╭─ DATASET

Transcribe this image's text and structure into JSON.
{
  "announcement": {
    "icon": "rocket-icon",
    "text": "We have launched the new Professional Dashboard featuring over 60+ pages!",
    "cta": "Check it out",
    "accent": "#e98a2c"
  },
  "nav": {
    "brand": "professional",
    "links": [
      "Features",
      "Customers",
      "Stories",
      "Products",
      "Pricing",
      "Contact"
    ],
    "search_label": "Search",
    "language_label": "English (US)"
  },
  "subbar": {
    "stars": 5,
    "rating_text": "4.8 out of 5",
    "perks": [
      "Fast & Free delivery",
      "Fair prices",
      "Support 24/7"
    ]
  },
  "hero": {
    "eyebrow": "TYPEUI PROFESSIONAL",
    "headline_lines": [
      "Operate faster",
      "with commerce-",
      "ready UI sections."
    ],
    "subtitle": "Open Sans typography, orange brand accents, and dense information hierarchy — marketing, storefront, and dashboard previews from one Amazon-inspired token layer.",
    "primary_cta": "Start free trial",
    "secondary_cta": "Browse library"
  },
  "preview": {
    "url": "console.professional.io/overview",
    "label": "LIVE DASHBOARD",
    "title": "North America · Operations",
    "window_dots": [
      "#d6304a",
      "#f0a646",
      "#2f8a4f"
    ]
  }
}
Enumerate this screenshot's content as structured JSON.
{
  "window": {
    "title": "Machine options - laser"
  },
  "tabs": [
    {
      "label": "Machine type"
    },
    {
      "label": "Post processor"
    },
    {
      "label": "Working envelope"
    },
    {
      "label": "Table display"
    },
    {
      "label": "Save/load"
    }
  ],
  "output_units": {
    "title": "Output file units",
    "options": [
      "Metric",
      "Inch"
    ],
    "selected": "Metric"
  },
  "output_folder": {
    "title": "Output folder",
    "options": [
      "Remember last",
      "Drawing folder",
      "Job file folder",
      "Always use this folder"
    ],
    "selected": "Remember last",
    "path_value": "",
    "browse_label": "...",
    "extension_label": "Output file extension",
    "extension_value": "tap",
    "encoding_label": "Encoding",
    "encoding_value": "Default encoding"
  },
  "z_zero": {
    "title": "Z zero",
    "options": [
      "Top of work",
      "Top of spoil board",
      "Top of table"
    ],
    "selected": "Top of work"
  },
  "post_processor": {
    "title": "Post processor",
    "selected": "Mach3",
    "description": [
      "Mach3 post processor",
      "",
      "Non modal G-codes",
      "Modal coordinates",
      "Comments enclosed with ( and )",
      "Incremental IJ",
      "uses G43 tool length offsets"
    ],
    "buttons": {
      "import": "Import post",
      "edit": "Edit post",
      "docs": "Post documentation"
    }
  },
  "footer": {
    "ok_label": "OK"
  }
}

╰─

Determine how many lines contain the word "selected" and reply with that number alone.

4